** START OF Given data **

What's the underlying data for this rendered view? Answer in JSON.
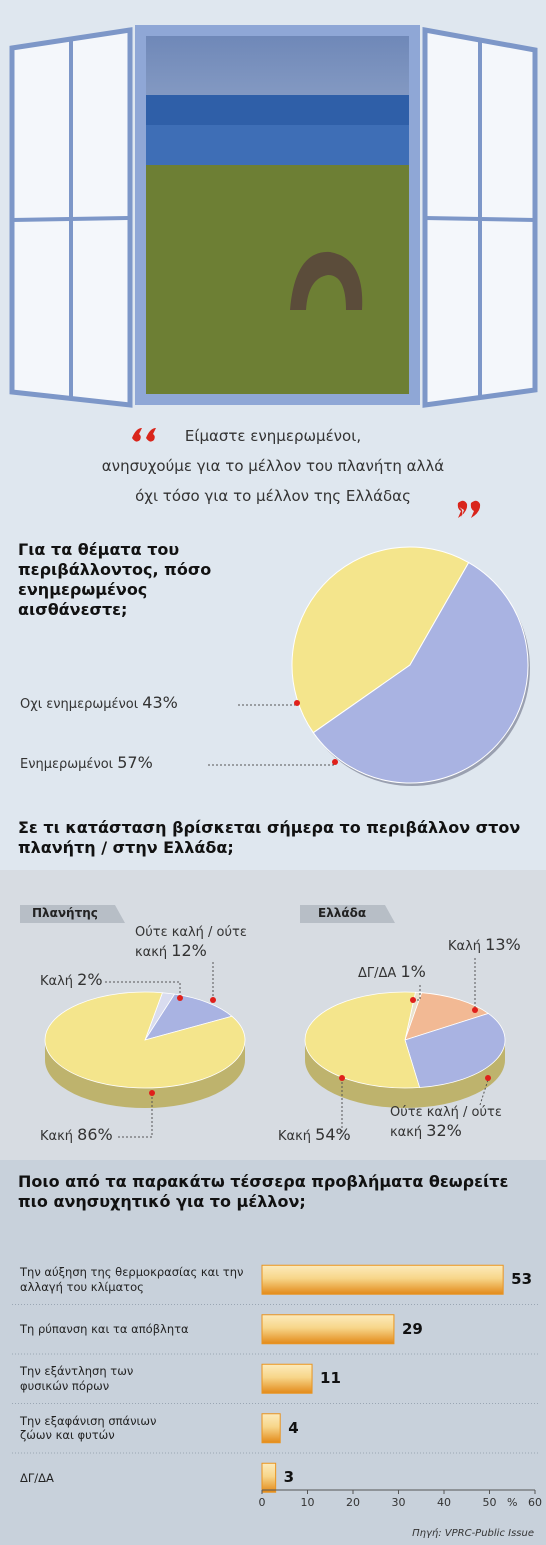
{
  "quote": [
    "Είμαστε ενημερωμένοι,",
    "ανησυχούμε για το μέλλον του πλανήτη αλλά",
    "όχι τόσο για το μέλλον της Ελλάδας"
  ],
  "chart_data": [
    {
      "type": "pie",
      "title": "Για τα θέματα του περιβάλλοντος, πόσο ενημερωμένος αισθάνεστε;",
      "categories": [
        "Οχι ενημερωμένοι",
        "Ενημερωμένοι"
      ],
      "values": [
        43,
        57
      ],
      "value_labels": [
        "43%",
        "57%"
      ],
      "colors": [
        "#f4e58c",
        "#a9b3e2"
      ]
    },
    {
      "type": "pie3d",
      "title": "Σε τι κατάσταση βρίσκεται σήμερα το περιβάλλον στον πλανήτη / στην Ελλάδα;",
      "subtitle": "Πλανήτης",
      "categories": [
        "Καλή",
        "Ούτε καλή / ούτε κακή",
        "Κακή"
      ],
      "values": [
        2,
        12,
        86
      ],
      "value_labels": [
        "2%",
        "12%",
        "86%"
      ],
      "colors": [
        "#d9dcef",
        "#a9b3e2",
        "#f4e58c"
      ]
    },
    {
      "type": "pie3d",
      "subtitle": "Ελλάδα",
      "categories": [
        "ΔΓ/ΔΑ",
        "Καλή",
        "Ούτε καλή / ούτε κακή",
        "Κακή"
      ],
      "values": [
        1,
        13,
        32,
        54
      ],
      "value_labels": [
        "1%",
        "13%",
        "32%",
        "54%"
      ],
      "colors": [
        "#e9e3d0",
        "#f2b994",
        "#a9b3e2",
        "#f4e58c"
      ]
    },
    {
      "type": "hbar",
      "title": "Ποιο από τα παρακάτω τέσσερα προβλήματα θεωρείτε πιο ανησυχητικό για το μέλλον;",
      "categories": [
        "Την αύξηση της θερμοκρασίας και την αλλαγή του κλίματος",
        "Τη ρύπανση και τα απόβλητα",
        "Την εξάντληση των φυσικών πόρων",
        "Την εξαφάνιση σπάνιων ζώων και φυτών",
        "ΔΓ/ΔΑ"
      ],
      "values": [
        53,
        29,
        11,
        4,
        3
      ],
      "color": "#e99421",
      "xlim": [
        0,
        60
      ],
      "xticks": [
        0,
        10,
        20,
        30,
        40,
        50,
        60
      ],
      "x_label": "%"
    }
  ],
  "source": "Πηγή: VPRC-Public Issue"
}
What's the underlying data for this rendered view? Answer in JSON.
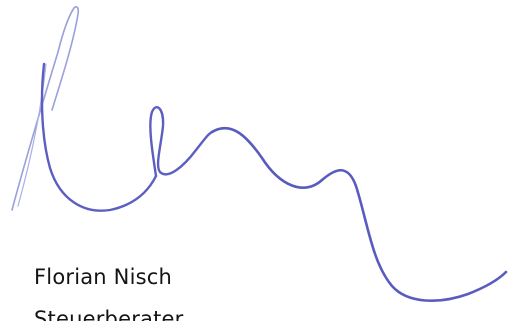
{
  "signature_block": {
    "name": "Florian Nisch",
    "title": "Steuerberater",
    "ink_color": "#5a5bbf",
    "ink_color_light": "#8a90d8"
  }
}
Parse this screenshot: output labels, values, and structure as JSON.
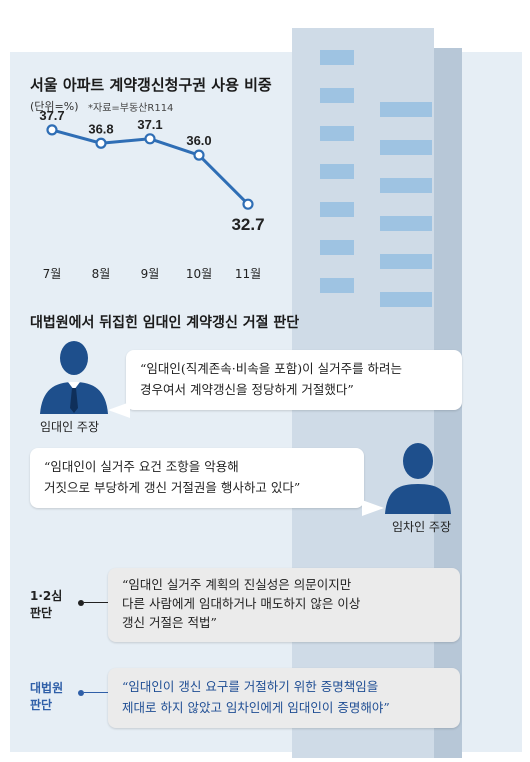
{
  "chart_title": "서울 아파트 계약갱신청구권 사용 비중",
  "unit_label": "(단위=%)",
  "source_label": "*자료=부동산R114",
  "chart_data": {
    "type": "line",
    "title": "서울 아파트 계약갱신청구권 사용 비중",
    "categories": [
      "7월",
      "8월",
      "9월",
      "10월",
      "11월"
    ],
    "values": [
      37.7,
      36.8,
      37.1,
      36.0,
      32.7
    ],
    "value_labels": [
      "37.7",
      "36.8",
      "37.1",
      "36.0",
      "32.7"
    ],
    "ylim": [
      31.5,
      38.5
    ],
    "grid": false,
    "line_color": "#2f6eb5"
  },
  "section_title": "대법원에서 뒤집힌 임대인 계약갱신 거절 판단",
  "landlord": {
    "label": "임대인 주장",
    "quote": [
      "“임대인(직계존속·비속을 포함)이 실거주를 하려는",
      "경우여서 계약갱신을 정당하게 거절했다”"
    ]
  },
  "tenant": {
    "label": "임차인 주장",
    "quote": [
      "“임대인이 실거주 요건 조항을 악용해",
      "거짓으로 부당하게 갱신 거절권을 행사하고 있다”"
    ]
  },
  "lower_court": {
    "label": [
      "1·2심",
      "판단"
    ],
    "quote": [
      "“임대인 실거주 계획의 진실성은 의문이지만",
      "다른 사람에게 임대하거나 매도하지 않은 이상",
      "갱신 거절은 적법”"
    ],
    "color": "#222222"
  },
  "supreme_court": {
    "label": [
      "대법원",
      "판단"
    ],
    "quote": [
      "“임대인이 갱신 요구를 거절하기 위한 증명책임을",
      "제대로 하지 않았고 임차인에게 임대인이 증명해야”"
    ],
    "color": "#2f5fa8"
  },
  "icons": {
    "landlord": "businessman-icon",
    "tenant": "person-silhouette-icon"
  }
}
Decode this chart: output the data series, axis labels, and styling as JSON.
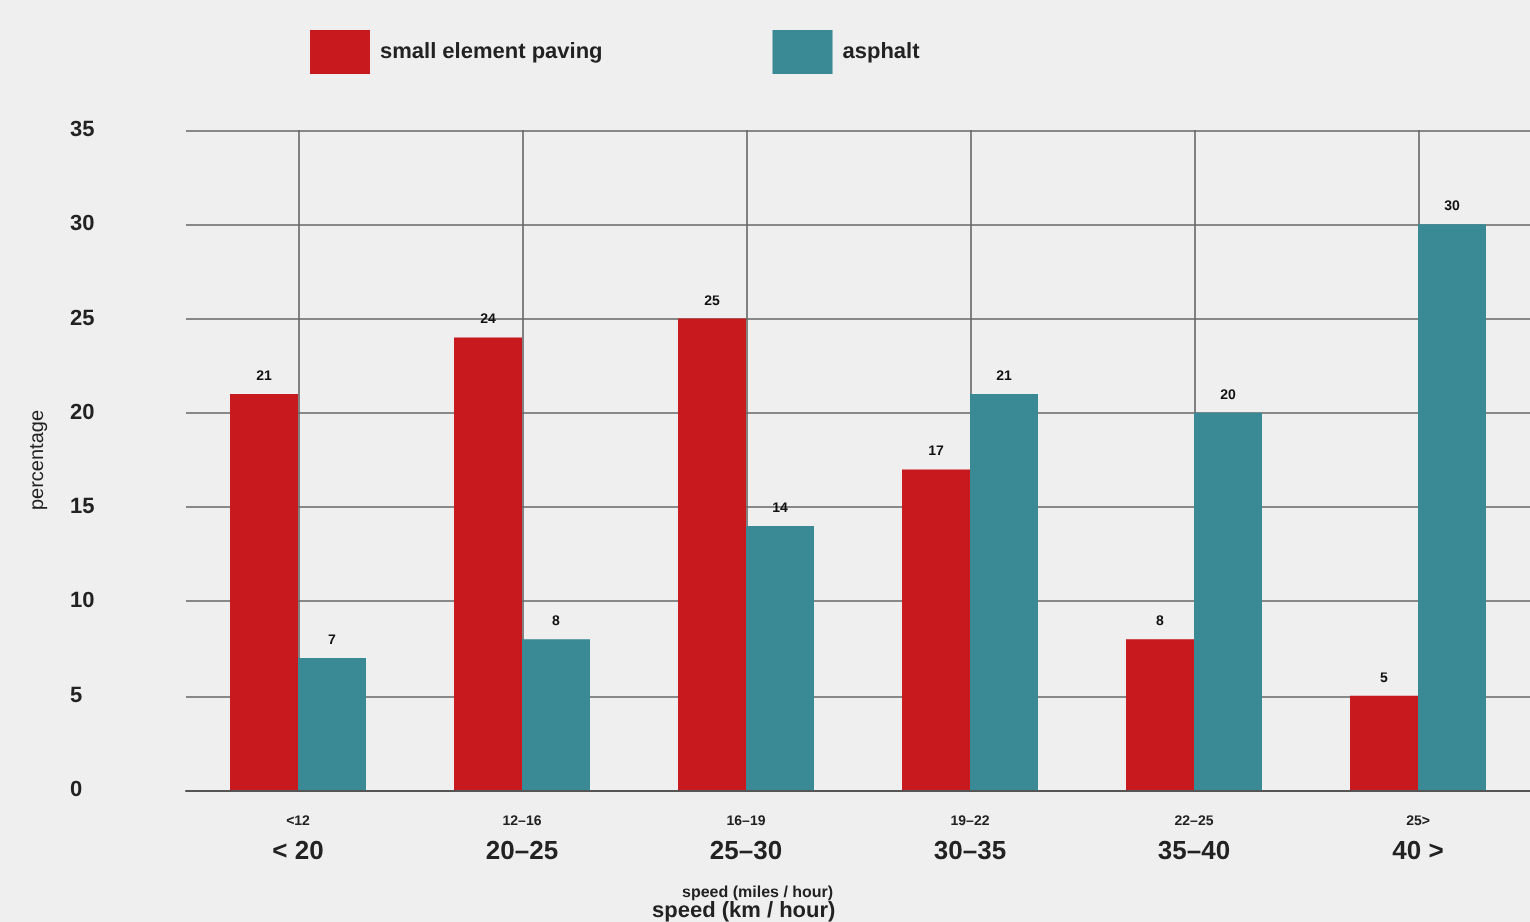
{
  "chart_data": {
    "type": "bar",
    "ylabel": "percentage",
    "xlabel": "speed (miles / hour)\nspeed (km / hour)",
    "categories": [
      "<12\n< 20",
      "12–16\n20–25",
      "16–19\n25–30",
      "19–22\n30–35",
      "22–25\n35–40",
      "25>\n40 >"
    ],
    "series": [
      {
        "name": "small element paving",
        "color": "#c8191e",
        "values": [
          21,
          24,
          25,
          17,
          8,
          5
        ]
      },
      {
        "name": "asphalt",
        "color": "#3a8a95",
        "values": [
          7,
          8,
          14,
          21,
          20,
          30
        ]
      }
    ],
    "data_labels": true,
    "ylim": [
      0,
      35
    ],
    "yticks": [
      0,
      5,
      10,
      15,
      20,
      25,
      30,
      35
    ],
    "grid": true,
    "legend": "top"
  }
}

** END OF Given data **

• The problem
From the data above, count the lines where "series" occurs and give that figure and nothing else.

• Written answer
2